STATED PROBLEM: Leave the pictures out, and retype all of the material exactly as written.

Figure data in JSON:
==============================

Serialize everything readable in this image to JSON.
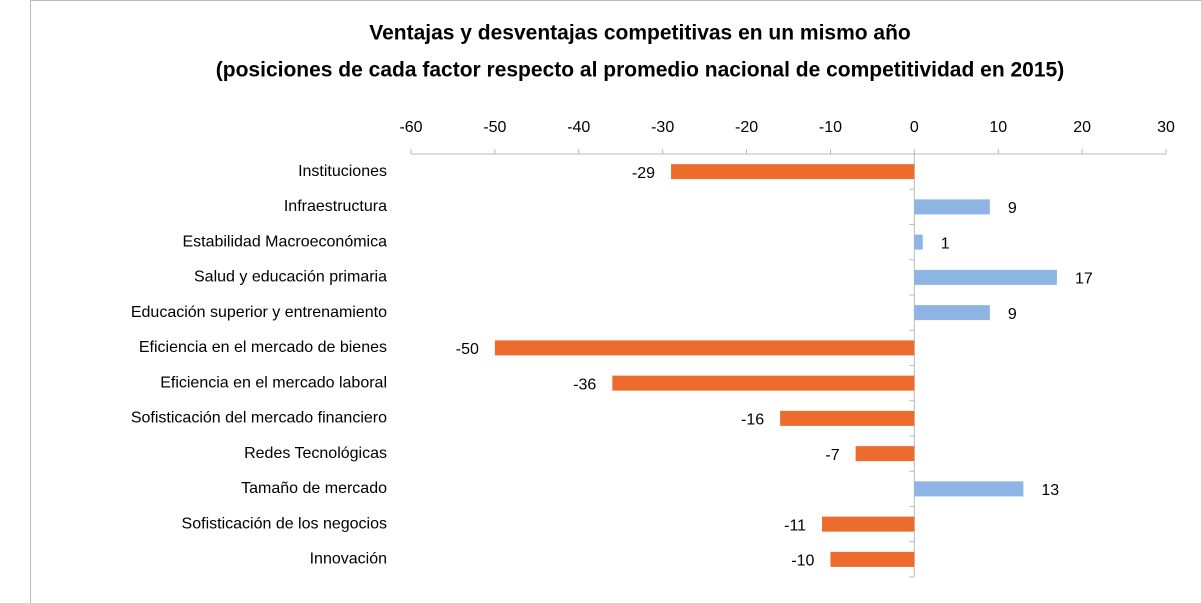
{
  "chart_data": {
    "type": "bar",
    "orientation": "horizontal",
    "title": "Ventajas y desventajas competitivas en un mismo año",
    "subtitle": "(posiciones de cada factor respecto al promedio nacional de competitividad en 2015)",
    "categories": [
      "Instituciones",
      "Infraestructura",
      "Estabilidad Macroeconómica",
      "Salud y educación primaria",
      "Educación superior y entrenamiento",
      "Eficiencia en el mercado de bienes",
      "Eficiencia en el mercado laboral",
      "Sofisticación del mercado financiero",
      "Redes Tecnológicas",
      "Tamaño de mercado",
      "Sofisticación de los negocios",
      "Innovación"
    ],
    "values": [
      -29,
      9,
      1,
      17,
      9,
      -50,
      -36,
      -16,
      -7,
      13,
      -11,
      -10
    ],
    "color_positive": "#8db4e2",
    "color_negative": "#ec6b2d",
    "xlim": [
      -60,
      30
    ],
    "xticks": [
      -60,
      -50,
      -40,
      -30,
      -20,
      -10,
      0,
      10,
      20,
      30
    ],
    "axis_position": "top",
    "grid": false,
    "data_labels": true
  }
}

==============================

COMPLETED EXERCISE:
Serialize everything readable in this image to JSON.
{
  "chart_data": {
    "type": "bar",
    "orientation": "horizontal",
    "title": "Ventajas y desventajas competitivas en un mismo año",
    "subtitle": "(posiciones de cada factor respecto al promedio nacional de competitividad en 2015)",
    "categories": [
      "Instituciones",
      "Infraestructura",
      "Estabilidad Macroeconómica",
      "Salud y educación primaria",
      "Educación superior y entrenamiento",
      "Eficiencia en el mercado de bienes",
      "Eficiencia en el mercado laboral",
      "Sofisticación del mercado financiero",
      "Redes Tecnológicas",
      "Tamaño de mercado",
      "Sofisticación de los negocios",
      "Innovación"
    ],
    "values": [
      -29,
      9,
      1,
      17,
      9,
      -50,
      -36,
      -16,
      -7,
      13,
      -11,
      -10
    ],
    "color_positive": "#8db4e2",
    "color_negative": "#ec6b2d",
    "xlim": [
      -60,
      30
    ],
    "xticks": [
      -60,
      -50,
      -40,
      -30,
      -20,
      -10,
      0,
      10,
      20,
      30
    ],
    "axis_position": "top",
    "grid": false,
    "data_labels": true
  }
}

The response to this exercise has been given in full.